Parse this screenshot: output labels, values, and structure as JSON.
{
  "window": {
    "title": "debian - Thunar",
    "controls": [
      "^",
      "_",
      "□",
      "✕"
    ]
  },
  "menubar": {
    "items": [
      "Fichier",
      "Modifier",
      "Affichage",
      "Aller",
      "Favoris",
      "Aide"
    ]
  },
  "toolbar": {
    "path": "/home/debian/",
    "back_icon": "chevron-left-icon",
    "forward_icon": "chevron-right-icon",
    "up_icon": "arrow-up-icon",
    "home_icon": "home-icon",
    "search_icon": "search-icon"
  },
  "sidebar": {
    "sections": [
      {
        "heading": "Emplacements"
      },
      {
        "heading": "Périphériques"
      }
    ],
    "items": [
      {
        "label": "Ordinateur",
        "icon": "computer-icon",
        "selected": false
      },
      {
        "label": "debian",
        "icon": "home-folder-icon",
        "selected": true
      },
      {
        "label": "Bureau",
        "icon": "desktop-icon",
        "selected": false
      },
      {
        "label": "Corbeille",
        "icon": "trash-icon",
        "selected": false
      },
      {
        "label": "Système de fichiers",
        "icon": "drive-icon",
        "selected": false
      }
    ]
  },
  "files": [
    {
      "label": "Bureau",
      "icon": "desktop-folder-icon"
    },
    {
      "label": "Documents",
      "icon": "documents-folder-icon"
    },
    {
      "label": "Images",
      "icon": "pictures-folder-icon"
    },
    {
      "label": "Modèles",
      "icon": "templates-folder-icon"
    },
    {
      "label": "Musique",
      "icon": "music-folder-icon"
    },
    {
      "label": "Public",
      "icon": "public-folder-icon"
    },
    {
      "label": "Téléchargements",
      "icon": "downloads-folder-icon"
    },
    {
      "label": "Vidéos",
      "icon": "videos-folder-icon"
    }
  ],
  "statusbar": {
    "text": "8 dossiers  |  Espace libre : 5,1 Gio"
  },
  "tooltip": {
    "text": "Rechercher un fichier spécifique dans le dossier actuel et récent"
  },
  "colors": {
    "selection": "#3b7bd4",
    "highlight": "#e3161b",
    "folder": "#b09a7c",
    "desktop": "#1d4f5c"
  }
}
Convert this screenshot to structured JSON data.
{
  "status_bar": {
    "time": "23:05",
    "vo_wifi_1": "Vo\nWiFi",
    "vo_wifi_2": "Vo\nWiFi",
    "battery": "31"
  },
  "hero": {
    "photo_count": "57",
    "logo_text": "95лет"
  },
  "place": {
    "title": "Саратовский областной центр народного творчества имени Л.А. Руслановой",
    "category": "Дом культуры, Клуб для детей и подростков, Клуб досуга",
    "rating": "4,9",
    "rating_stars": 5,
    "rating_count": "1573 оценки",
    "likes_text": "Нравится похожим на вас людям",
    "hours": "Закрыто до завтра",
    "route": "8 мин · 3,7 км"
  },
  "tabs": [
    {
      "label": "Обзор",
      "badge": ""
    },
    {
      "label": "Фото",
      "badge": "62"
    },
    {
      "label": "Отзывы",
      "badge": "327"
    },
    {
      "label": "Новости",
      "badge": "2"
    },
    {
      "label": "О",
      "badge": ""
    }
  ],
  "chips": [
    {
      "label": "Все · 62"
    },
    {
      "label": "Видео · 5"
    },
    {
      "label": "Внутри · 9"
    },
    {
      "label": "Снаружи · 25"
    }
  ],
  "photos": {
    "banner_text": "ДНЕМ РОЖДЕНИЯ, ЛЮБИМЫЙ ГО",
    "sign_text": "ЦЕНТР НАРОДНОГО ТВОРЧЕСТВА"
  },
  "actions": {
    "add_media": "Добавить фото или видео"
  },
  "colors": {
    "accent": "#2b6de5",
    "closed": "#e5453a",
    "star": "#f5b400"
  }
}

* * *

From the line with "Convert this screenshot" to the last line of the material, give every line again exactly, and only those lines.

Convert this screenshot to structured JSON data.
{
  "status_bar": {
    "time": "23:05",
    "vo_wifi_1": "Vo\nWiFi",
    "vo_wifi_2": "Vo\nWiFi",
    "battery": "31"
  },
  "hero": {
    "photo_count": "57",
    "logo_text": "95лет"
  },
  "place": {
    "title": "Саратовский областной центр народного творчества имени Л.А. Руслановой",
    "category": "Дом культуры, Клуб для детей и подростков, Клуб досуга",
    "rating": "4,9",
    "rating_stars": 5,
    "rating_count": "1573 оценки",
    "likes_text": "Нравится похожим на вас людям",
    "hours": "Закрыто до завтра",
    "route": "8 мин · 3,7 км"
  },
  "tabs": [
    {
      "label": "Обзор",
      "badge": ""
    },
    {
      "label": "Фото",
      "badge": "62"
    },
    {
      "label": "Отзывы",
      "badge": "327"
    },
    {
      "label": "Новости",
      "badge": "2"
    },
    {
      "label": "О",
      "badge": ""
    }
  ],
  "chips": [
    {
      "label": "Все · 62"
    },
    {
      "label": "Видео · 5"
    },
    {
      "label": "Внутри · 9"
    },
    {
      "label": "Снаружи · 25"
    }
  ],
  "photos": {
    "banner_text": "ДНЕМ РОЖДЕНИЯ, ЛЮБИМЫЙ ГО",
    "sign_text": "ЦЕНТР НАРОДНОГО ТВОРЧЕСТВА"
  },
  "actions": {
    "add_media": "Добавить фото или видео"
  },
  "colors": {
    "accent": "#2b6de5",
    "closed": "#e5453a",
    "star": "#f5b400"
  }
}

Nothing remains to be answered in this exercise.